- WHAT THE TASK REQUIRES -
Return each line of the data below that contains the string "example", matching case exactly.
··· PROVIDED MATERIAL
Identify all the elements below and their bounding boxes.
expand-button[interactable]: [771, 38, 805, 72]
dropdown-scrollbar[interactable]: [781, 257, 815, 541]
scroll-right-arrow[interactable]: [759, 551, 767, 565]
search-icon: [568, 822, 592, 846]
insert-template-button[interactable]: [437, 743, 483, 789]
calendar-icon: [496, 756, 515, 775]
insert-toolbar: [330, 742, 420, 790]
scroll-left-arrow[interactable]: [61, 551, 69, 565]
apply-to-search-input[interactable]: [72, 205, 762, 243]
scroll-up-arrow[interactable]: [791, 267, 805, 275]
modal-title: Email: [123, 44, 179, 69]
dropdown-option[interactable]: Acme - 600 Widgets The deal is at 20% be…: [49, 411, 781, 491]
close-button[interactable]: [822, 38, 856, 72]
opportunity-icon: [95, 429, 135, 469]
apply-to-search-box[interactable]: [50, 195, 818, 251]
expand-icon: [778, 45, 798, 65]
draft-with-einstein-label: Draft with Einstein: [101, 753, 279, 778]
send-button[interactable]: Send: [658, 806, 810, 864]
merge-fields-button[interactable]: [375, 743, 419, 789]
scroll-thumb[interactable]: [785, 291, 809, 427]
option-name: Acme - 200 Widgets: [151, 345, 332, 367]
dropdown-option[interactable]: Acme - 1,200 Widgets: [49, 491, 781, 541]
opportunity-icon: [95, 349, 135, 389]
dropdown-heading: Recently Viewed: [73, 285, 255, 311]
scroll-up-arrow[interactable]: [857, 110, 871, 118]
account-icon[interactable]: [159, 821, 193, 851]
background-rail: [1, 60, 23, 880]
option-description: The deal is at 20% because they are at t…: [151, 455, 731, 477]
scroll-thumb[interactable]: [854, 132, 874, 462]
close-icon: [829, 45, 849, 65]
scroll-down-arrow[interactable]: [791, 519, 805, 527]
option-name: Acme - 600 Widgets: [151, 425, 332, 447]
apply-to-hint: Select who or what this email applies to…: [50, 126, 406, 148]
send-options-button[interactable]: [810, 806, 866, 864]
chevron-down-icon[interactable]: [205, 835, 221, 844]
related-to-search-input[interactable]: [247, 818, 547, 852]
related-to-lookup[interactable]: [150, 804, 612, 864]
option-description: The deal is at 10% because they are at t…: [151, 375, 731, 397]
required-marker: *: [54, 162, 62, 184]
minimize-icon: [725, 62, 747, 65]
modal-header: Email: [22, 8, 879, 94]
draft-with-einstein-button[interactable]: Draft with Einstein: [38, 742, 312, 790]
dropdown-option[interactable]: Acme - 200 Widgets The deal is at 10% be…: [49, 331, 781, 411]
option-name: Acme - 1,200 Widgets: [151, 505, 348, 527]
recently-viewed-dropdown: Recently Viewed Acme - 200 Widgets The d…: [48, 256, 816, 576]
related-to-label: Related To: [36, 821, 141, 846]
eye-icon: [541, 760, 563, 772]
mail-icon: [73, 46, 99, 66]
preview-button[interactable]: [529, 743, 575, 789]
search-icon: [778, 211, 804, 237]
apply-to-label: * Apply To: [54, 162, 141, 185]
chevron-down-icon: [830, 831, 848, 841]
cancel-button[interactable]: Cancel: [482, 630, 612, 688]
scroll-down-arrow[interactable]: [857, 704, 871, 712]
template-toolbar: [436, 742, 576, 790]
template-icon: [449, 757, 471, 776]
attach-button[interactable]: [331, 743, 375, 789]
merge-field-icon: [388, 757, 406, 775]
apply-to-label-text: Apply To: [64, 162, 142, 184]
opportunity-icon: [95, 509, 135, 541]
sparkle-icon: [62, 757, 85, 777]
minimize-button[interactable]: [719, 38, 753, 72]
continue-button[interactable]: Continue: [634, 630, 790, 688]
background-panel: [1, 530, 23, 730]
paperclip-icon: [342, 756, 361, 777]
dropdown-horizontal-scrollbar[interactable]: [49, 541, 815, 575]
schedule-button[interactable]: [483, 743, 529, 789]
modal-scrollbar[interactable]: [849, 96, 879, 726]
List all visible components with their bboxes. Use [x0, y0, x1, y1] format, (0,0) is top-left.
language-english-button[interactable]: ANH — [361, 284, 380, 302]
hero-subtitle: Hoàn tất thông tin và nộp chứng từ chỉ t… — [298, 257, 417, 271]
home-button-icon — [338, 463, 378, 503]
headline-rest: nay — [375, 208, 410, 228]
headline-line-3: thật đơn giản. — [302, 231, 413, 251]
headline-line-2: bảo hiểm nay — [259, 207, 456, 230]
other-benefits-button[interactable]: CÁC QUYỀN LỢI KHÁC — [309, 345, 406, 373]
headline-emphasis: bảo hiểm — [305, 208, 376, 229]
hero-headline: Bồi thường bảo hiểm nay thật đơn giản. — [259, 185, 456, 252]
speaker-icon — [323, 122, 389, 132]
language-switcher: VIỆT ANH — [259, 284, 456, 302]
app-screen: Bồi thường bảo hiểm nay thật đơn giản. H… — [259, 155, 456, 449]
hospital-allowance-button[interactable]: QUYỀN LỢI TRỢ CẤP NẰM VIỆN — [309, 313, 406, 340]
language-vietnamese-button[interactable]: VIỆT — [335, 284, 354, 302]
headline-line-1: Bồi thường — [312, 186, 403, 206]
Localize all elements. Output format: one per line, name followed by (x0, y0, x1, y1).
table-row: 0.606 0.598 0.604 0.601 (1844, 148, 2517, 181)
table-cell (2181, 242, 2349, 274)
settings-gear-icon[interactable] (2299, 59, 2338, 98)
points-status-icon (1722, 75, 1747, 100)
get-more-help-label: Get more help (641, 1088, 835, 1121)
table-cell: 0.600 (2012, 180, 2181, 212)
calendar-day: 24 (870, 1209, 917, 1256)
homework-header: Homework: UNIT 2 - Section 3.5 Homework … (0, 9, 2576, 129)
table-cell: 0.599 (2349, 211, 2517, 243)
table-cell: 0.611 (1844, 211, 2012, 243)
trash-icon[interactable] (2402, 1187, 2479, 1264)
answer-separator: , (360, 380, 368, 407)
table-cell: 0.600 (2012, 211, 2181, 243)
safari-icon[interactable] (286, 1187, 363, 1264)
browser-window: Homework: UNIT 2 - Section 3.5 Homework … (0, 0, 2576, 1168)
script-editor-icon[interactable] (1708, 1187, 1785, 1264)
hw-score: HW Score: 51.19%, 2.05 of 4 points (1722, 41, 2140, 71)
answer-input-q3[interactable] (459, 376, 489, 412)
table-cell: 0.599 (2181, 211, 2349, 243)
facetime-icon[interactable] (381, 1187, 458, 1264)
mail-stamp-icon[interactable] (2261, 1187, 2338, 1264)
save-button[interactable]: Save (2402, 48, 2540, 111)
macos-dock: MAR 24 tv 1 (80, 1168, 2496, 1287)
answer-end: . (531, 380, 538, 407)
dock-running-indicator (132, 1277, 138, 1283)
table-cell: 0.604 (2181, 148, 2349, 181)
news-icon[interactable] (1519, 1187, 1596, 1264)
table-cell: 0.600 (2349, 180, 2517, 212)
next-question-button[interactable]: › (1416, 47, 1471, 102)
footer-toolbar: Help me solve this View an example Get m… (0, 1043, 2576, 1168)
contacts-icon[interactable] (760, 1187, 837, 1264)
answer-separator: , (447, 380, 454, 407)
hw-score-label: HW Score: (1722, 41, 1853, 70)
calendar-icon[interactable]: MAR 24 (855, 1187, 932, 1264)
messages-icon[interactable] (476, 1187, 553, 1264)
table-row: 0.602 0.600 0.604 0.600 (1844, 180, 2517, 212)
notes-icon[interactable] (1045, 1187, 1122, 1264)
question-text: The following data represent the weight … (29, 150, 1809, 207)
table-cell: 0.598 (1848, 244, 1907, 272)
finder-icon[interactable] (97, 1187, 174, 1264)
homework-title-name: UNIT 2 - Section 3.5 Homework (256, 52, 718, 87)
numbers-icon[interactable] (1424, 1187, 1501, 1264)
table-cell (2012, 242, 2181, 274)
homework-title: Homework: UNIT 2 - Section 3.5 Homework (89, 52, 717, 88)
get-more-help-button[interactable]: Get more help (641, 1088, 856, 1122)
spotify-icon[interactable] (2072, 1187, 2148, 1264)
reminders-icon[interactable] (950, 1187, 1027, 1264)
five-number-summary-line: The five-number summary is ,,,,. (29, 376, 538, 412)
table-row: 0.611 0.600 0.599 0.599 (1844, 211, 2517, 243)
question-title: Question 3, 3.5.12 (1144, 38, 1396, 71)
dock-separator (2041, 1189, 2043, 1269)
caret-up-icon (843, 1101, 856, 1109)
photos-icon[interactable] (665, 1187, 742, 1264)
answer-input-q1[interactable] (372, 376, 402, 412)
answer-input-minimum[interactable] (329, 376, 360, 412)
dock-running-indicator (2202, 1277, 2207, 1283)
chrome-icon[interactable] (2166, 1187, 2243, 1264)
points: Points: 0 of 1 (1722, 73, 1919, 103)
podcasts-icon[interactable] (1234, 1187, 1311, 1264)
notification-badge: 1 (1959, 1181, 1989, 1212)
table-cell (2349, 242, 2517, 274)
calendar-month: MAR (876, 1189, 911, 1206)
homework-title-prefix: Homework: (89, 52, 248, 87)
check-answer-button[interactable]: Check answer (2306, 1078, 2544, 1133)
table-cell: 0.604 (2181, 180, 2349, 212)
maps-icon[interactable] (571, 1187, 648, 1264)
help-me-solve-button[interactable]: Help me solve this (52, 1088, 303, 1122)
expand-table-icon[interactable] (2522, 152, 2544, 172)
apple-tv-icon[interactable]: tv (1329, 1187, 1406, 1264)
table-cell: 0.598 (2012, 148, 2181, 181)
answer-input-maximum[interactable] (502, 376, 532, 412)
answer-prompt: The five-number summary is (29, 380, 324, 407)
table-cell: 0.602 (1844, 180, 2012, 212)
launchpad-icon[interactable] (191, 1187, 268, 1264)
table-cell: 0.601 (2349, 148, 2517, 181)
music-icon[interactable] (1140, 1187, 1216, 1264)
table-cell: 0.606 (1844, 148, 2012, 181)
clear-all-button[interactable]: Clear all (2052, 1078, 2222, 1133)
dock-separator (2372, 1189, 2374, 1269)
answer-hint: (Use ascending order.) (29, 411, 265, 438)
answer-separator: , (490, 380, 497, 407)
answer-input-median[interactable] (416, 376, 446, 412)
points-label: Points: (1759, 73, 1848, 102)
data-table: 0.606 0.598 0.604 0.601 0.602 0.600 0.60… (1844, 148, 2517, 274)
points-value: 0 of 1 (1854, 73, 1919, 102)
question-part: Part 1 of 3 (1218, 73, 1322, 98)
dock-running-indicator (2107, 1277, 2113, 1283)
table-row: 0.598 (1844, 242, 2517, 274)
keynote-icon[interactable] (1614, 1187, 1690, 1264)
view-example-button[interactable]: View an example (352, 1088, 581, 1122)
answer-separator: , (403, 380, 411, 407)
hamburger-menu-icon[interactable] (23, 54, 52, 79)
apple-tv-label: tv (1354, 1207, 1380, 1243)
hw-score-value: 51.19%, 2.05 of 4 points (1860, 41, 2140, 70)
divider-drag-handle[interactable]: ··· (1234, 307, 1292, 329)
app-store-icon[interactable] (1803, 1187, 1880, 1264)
······
- EXERCISE OUTPUT -
footer-toolbar: Help me solve this View an example Get m… (0, 1043, 2576, 1168)
view-example-button[interactable]: View an example (352, 1088, 581, 1122)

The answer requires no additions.